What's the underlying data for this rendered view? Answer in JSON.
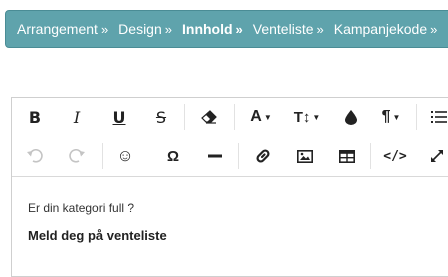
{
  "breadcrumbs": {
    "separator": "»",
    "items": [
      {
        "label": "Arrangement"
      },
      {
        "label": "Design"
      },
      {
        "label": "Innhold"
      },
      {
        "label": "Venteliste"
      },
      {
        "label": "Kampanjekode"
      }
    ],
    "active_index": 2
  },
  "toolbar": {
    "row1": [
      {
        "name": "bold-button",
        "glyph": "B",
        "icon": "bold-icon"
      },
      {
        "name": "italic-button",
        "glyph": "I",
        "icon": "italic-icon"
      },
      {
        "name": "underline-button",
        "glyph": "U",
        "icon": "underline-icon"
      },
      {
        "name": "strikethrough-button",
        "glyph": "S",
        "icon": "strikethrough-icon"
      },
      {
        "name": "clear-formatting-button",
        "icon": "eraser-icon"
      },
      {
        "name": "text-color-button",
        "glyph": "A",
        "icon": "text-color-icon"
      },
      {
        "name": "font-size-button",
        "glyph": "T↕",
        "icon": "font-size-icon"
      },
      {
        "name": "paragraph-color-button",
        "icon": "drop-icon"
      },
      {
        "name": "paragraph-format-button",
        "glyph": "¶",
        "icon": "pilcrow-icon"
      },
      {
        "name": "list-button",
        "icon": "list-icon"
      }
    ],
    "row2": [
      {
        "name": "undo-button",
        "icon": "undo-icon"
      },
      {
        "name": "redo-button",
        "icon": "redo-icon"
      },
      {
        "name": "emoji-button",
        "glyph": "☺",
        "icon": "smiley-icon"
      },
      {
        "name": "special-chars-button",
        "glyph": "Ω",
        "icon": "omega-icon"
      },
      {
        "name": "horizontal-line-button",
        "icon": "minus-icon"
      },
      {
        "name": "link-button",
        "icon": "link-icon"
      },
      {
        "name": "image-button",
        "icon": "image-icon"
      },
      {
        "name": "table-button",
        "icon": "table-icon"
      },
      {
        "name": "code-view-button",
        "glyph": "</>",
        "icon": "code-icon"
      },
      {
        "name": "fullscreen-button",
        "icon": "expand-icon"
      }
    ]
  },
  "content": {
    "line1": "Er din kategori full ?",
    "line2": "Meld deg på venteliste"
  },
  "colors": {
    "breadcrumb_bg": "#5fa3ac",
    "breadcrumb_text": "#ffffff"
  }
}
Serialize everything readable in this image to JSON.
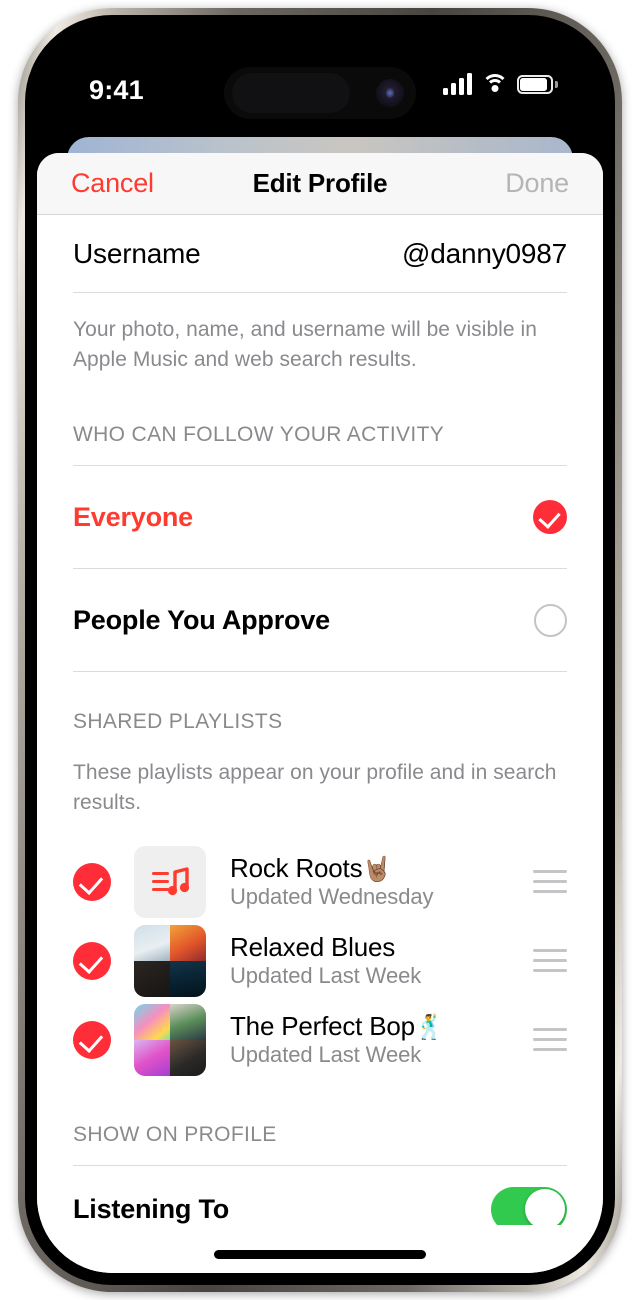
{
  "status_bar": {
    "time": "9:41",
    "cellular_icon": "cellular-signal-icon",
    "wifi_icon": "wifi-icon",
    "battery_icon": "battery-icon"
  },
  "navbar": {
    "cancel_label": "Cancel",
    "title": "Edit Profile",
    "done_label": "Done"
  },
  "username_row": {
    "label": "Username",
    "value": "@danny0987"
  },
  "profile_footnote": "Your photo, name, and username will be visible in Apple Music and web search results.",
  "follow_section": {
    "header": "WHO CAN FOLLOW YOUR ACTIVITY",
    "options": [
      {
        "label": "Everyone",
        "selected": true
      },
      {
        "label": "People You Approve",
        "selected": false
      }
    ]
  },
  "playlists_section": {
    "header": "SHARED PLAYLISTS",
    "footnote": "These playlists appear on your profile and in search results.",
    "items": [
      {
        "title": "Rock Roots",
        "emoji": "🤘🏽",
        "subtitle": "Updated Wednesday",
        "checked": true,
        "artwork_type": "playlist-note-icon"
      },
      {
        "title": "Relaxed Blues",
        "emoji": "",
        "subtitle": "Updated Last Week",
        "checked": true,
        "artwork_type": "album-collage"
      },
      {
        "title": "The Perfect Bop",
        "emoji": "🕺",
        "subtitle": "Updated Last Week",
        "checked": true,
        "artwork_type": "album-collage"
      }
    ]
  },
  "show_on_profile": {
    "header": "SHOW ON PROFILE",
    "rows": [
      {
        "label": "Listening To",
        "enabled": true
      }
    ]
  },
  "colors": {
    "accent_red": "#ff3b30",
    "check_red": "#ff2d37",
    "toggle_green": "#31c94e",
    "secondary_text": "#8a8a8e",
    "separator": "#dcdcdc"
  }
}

========================================================================

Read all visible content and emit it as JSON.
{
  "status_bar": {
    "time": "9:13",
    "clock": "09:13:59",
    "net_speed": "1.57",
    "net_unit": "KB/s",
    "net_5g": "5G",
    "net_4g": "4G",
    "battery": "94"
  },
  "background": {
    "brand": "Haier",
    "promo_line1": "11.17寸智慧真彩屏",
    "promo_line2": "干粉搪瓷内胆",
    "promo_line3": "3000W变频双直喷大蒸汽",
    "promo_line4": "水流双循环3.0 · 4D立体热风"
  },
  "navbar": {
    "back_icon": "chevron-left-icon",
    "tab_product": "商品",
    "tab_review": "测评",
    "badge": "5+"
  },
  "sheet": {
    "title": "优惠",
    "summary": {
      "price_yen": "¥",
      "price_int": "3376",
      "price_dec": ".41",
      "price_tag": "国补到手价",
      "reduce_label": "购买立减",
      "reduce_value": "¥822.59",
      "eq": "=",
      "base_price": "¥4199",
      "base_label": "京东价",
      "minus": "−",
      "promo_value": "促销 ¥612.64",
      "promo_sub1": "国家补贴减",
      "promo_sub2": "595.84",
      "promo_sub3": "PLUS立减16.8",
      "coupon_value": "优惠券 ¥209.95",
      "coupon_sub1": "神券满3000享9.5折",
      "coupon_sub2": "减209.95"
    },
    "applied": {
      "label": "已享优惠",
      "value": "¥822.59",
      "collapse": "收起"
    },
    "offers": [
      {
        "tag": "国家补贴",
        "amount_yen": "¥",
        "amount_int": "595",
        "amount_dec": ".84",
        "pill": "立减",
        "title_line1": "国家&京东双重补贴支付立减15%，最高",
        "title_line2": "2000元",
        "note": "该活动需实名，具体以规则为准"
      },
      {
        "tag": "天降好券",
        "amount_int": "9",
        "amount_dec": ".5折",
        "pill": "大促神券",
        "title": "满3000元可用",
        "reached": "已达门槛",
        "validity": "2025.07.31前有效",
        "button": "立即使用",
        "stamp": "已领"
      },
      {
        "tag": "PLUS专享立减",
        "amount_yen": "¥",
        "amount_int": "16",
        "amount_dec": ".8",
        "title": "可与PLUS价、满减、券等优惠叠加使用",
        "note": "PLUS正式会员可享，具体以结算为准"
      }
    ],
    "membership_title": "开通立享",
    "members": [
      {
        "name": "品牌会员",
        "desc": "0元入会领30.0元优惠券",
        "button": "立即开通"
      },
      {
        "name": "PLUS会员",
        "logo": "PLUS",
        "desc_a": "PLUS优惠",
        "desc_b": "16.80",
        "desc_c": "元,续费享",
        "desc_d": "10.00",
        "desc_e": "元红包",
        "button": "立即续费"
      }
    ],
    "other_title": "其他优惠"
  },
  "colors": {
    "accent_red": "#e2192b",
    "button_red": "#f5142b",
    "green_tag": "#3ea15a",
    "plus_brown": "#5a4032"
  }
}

========================================================================

→ **What the task asks**: Work out how many lines of the data hold the string "header". Reply with that number alone.

→ **Solution to the problem**: 3